Stored entries
+ + + +

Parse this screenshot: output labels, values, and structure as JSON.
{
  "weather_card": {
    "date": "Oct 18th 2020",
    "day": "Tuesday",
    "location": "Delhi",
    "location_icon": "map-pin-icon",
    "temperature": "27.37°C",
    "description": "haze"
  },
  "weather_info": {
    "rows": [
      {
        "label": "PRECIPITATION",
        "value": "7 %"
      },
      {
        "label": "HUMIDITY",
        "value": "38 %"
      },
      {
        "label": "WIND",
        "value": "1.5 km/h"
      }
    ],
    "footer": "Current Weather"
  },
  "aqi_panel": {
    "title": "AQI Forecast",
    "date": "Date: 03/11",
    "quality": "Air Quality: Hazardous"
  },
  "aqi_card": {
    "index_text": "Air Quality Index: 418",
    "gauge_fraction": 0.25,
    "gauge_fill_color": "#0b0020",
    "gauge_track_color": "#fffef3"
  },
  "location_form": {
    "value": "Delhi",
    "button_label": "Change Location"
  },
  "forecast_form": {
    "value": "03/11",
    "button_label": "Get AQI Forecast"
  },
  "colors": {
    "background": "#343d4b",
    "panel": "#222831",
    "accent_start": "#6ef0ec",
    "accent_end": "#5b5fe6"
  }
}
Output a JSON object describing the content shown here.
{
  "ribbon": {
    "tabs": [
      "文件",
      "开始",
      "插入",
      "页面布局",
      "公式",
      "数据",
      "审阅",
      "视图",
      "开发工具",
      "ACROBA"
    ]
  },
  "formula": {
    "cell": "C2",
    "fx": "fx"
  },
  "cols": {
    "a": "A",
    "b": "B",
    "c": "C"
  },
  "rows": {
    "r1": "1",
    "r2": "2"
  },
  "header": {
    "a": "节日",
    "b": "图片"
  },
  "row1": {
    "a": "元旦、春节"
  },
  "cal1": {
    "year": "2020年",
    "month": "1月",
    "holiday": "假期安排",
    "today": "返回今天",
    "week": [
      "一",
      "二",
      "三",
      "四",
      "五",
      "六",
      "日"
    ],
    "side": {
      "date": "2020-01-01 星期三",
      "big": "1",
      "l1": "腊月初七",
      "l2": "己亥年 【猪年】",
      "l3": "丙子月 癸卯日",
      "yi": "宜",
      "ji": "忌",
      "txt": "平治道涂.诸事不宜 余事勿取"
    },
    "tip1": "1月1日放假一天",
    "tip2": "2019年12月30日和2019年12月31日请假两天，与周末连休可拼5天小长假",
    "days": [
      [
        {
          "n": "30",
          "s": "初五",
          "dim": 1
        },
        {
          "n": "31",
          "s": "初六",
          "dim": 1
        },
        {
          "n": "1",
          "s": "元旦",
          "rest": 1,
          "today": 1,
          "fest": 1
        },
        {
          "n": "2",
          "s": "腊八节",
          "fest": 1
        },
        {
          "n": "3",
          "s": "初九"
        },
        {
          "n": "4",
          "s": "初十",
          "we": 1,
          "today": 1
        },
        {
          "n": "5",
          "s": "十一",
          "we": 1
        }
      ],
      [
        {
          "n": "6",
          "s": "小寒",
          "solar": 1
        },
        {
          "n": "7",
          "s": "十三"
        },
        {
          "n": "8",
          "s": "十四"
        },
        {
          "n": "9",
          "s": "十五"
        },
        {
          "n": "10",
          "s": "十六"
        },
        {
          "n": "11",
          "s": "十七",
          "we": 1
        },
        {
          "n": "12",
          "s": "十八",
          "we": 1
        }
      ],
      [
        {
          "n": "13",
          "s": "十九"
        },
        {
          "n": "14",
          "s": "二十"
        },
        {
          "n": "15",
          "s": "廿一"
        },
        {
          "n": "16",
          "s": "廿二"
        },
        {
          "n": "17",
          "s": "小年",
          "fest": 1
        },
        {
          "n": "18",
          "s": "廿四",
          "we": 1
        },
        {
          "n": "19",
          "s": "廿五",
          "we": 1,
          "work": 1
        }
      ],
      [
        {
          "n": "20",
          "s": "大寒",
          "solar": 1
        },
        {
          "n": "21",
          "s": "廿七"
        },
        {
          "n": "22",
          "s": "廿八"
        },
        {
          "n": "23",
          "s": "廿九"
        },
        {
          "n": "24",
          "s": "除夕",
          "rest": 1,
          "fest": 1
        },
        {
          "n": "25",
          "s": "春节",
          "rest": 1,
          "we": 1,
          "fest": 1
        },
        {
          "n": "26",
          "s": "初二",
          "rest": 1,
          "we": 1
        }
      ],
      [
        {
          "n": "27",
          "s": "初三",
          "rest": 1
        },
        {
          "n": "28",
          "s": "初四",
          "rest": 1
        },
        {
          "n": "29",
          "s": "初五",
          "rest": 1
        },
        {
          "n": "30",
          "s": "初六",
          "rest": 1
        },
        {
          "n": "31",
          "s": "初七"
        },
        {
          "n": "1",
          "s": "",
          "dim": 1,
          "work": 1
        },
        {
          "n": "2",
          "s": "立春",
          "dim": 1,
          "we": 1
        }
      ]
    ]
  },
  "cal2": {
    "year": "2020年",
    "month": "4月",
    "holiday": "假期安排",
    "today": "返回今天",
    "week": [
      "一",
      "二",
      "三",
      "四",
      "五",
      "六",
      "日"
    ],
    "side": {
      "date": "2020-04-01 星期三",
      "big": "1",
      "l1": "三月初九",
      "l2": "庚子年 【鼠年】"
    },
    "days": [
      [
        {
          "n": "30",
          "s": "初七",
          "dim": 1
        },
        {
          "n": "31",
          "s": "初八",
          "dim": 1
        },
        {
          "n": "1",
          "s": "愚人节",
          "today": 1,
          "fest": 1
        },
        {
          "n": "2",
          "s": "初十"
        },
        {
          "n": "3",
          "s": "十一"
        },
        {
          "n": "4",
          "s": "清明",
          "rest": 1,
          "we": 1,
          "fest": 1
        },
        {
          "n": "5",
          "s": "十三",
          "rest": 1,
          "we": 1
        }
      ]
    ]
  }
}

+ + + +

Please return the data above exactly as given.

#### Finished answer:
Parse this screenshot: output labels, values, and structure as JSON.
{
  "weather_card": {
    "date": "Oct 18th 2020",
    "day": "Tuesday",
    "location": "Delhi",
    "location_icon": "map-pin-icon",
    "temperature": "27.37°C",
    "description": "haze"
  },
  "weather_info": {
    "rows": [
      {
        "label": "PRECIPITATION",
        "value": "7 %"
      },
      {
        "label": "HUMIDITY",
        "value": "38 %"
      },
      {
        "label": "WIND",
        "value": "1.5 km/h"
      }
    ],
    "footer": "Current Weather"
  },
  "aqi_panel": {
    "title": "AQI Forecast",
    "date": "Date: 03/11",
    "quality": "Air Quality: Hazardous"
  },
  "aqi_card": {
    "index_text": "Air Quality Index: 418",
    "gauge_fraction": 0.25,
    "gauge_fill_color": "#0b0020",
    "gauge_track_color": "#fffef3"
  },
  "location_form": {
    "value": "Delhi",
    "button_label": "Change Location"
  },
  "forecast_form": {
    "value": "03/11",
    "button_label": "Get AQI Forecast"
  },
  "colors": {
    "background": "#343d4b",
    "panel": "#222831",
    "accent_start": "#6ef0ec",
    "accent_end": "#5b5fe6"
  }
}
Output a JSON object describing the content shown here.
{
  "ribbon": {
    "tabs": [
      "文件",
      "开始",
      "插入",
      "页面布局",
      "公式",
      "数据",
      "审阅",
      "视图",
      "开发工具",
      "ACROBA"
    ]
  },
  "formula": {
    "cell": "C2",
    "fx": "fx"
  },
  "cols": {
    "a": "A",
    "b": "B",
    "c": "C"
  },
  "rows": {
    "r1": "1",
    "r2": "2"
  },
  "header": {
    "a": "节日",
    "b": "图片"
  },
  "row1": {
    "a": "元旦、春节"
  },
  "cal1": {
    "year": "2020年",
    "month": "1月",
    "holiday": "假期安排",
    "today": "返回今天",
    "week": [
      "一",
      "二",
      "三",
      "四",
      "五",
      "六",
      "日"
    ],
    "side": {
      "date": "2020-01-01 星期三",
      "big": "1",
      "l1": "腊月初七",
      "l2": "己亥年 【猪年】",
      "l3": "丙子月 癸卯日",
      "yi": "宜",
      "ji": "忌",
      "txt": "平治道涂.诸事不宜 余事勿取"
    },
    "tip1": "1月1日放假一天",
    "tip2": "2019年12月30日和2019年12月31日请假两天，与周末连休可拼5天小长假",
    "days": [
      [
        {
          "n": "30",
          "s": "初五",
          "dim": 1
        },
        {
          "n": "31",
          "s": "初六",
          "dim": 1
        },
        {
          "n": "1",
          "s": "元旦",
          "rest": 1,
          "today": 1,
          "fest": 1
        },
        {
          "n": "2",
          "s": "腊八节",
          "fest": 1
        },
        {
          "n": "3",
          "s": "初九"
        },
        {
          "n": "4",
          "s": "初十",
          "we": 1,
          "today": 1
        },
        {
          "n": "5",
          "s": "十一",
          "we": 1
        }
      ],
      [
        {
          "n": "6",
          "s": "小寒",
          "solar": 1
        },
        {
          "n": "7",
          "s": "十三"
        },
        {
          "n": "8",
          "s": "十四"
        },
        {
          "n": "9",
          "s": "十五"
        },
        {
          "n": "10",
          "s": "十六"
        },
        {
          "n": "11",
          "s": "十七",
          "we": 1
        },
        {
          "n": "12",
          "s": "十八",
          "we": 1
        }
      ],
      [
        {
          "n": "13",
          "s": "十九"
        },
        {
          "n": "14",
          "s": "二十"
        },
        {
          "n": "15",
          "s": "廿一"
        },
        {
          "n": "16",
          "s": "廿二"
        },
        {
          "n": "17",
          "s": "小年",
          "fest": 1
        },
        {
          "n": "18",
          "s": "廿四",
          "we": 1
        },
        {
          "n": "19",
          "s": "廿五",
          "we": 1,
          "work": 1
        }
      ],
      [
        {
          "n": "20",
          "s": "大寒",
          "solar": 1
        },
        {
          "n": "21",
          "s": "廿七"
        },
        {
          "n": "22",
          "s": "廿八"
        },
        {
          "n": "23",
          "s": "廿九"
        },
        {
          "n": "24",
          "s": "除夕",
          "rest": 1,
          "fest": 1
        },
        {
          "n": "25",
          "s": "春节",
          "rest": 1,
          "we": 1,
          "fest": 1
        },
        {
          "n": "26",
          "s": "初二",
          "rest": 1,
          "we": 1
        }
      ],
      [
        {
          "n": "27",
          "s": "初三",
          "rest": 1
        },
        {
          "n": "28",
          "s": "初四",
          "rest": 1
        },
        {
          "n": "29",
          "s": "初五",
          "rest": 1
        },
        {
          "n": "30",
          "s": "初六",
          "rest": 1
        },
        {
          "n": "31",
          "s": "初七"
        },
        {
          "n": "1",
          "s": "",
          "dim": 1,
          "work": 1
        },
        {
          "n": "2",
          "s": "立春",
          "dim": 1,
          "we": 1
        }
      ]
    ]
  },
  "cal2": {
    "year": "2020年",
    "month": "4月",
    "holiday": "假期安排",
    "today": "返回今天",
    "week": [
      "一",
      "二",
      "三",
      "四",
      "五",
      "六",
      "日"
    ],
    "side": {
      "date": "2020-04-01 星期三",
      "big": "1",
      "l1": "三月初九",
      "l2": "庚子年 【鼠年】"
    },
    "days": [
      [
        {
          "n": "30",
          "s": "初七",
          "dim": 1
        },
        {
          "n": "31",
          "s": "初八",
          "dim": 1
        },
        {
          "n": "1",
          "s": "愚人节",
          "today": 1,
          "fest": 1
        },
        {
          "n": "2",
          "s": "初十"
        },
        {
          "n": "3",
          "s": "十一"
        },
        {
          "n": "4",
          "s": "清明",
          "rest": 1,
          "we": 1,
          "fest": 1
        },
        {
          "n": "5",
          "s": "十三",
          "rest": 1,
          "we": 1
        }
      ]
    ]
  }
}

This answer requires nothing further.